*Given task:*
For the material that follows, list every line containing the word "những".

— Start of Supplied data —

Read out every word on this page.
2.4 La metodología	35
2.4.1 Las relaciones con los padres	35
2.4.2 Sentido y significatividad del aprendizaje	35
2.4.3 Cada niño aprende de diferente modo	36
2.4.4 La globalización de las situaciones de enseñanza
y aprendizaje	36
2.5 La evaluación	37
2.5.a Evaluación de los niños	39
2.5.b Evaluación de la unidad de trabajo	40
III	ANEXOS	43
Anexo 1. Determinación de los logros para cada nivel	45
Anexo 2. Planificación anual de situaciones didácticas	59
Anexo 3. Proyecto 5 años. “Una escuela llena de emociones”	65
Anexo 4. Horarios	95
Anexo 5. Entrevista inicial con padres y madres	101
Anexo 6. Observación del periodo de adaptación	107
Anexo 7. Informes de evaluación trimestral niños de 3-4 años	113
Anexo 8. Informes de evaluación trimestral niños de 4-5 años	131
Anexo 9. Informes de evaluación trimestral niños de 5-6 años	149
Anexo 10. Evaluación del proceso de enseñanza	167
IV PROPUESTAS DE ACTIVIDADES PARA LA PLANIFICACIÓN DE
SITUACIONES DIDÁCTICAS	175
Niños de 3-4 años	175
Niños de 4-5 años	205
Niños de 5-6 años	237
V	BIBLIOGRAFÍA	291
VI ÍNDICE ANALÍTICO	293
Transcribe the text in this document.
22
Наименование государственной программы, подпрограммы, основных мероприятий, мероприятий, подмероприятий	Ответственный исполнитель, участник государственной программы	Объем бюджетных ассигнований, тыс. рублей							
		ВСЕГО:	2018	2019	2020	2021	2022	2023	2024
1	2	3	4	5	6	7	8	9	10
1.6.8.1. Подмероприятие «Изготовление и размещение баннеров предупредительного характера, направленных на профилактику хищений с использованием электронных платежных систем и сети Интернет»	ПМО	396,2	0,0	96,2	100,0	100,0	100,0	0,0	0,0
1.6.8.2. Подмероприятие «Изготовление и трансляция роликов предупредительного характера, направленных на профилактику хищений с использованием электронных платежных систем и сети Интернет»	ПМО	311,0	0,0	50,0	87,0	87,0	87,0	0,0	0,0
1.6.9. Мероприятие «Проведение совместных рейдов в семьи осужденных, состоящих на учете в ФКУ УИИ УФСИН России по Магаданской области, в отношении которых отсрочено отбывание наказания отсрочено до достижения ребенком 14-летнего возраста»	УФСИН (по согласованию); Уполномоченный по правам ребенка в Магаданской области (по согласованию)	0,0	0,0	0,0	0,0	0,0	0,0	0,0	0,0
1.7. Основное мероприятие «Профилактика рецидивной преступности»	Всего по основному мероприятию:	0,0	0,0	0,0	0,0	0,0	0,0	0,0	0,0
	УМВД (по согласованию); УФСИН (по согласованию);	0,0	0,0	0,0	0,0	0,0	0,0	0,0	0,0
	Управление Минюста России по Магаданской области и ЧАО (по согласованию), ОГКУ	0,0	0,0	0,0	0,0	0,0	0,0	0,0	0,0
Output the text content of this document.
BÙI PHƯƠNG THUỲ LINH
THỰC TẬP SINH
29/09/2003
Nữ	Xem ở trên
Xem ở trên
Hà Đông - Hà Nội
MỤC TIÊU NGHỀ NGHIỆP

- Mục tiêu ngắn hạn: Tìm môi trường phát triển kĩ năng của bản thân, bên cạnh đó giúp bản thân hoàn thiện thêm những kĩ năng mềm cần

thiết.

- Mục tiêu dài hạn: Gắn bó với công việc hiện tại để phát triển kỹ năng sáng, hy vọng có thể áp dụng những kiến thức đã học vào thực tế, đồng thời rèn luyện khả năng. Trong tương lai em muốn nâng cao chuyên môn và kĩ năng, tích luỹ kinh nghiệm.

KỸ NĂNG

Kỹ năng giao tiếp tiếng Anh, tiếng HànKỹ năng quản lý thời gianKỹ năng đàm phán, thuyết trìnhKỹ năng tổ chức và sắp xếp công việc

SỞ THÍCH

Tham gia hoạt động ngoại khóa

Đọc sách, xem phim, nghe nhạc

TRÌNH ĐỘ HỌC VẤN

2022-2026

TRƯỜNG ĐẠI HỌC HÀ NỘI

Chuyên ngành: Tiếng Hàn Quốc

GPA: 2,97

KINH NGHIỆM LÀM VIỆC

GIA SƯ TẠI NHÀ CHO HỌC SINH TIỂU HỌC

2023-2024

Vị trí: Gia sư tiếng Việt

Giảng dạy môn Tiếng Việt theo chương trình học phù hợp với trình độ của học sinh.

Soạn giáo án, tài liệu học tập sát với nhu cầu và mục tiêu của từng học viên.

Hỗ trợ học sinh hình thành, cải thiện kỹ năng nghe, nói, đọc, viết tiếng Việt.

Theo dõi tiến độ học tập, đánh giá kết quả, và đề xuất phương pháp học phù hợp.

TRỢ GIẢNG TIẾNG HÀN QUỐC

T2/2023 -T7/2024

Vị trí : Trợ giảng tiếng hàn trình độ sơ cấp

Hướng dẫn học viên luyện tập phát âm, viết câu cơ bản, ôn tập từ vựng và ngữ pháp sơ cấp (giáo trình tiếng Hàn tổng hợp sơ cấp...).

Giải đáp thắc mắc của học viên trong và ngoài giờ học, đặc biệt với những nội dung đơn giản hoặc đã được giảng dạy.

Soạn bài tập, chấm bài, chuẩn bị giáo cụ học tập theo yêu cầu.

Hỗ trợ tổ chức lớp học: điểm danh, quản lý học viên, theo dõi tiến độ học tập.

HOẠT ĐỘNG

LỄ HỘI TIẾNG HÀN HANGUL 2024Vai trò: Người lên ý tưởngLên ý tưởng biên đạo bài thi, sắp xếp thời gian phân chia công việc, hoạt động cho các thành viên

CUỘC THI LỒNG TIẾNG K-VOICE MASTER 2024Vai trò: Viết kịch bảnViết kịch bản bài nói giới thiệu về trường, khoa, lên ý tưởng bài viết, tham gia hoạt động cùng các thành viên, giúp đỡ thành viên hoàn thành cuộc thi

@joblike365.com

— End of Supplied data —

*Answer to the problem:*
- Mục tiêu ngắn hạn: Tìm môi trường phát triển kĩ năng của bản thân, bên cạnh đó giúp bản thân hoàn thiện thêm những kĩ năng mềm cần
- Mục tiêu dài hạn: Gắn bó với công việc hiện tại để phát triển kỹ năng sáng, hy vọng có thể áp dụng những kiến thức đã học vào thực tế, đồng thời rèn luyện khả năng. Trong tương lai em muốn nâng cao chuyên môn và kĩ năng, tích luỹ kinh nghiệm.
Giải đáp thắc mắc của học viên trong và ngoài giờ học, đặc biệt với những nội dung đơn giản hoặc đã được giảng dạy.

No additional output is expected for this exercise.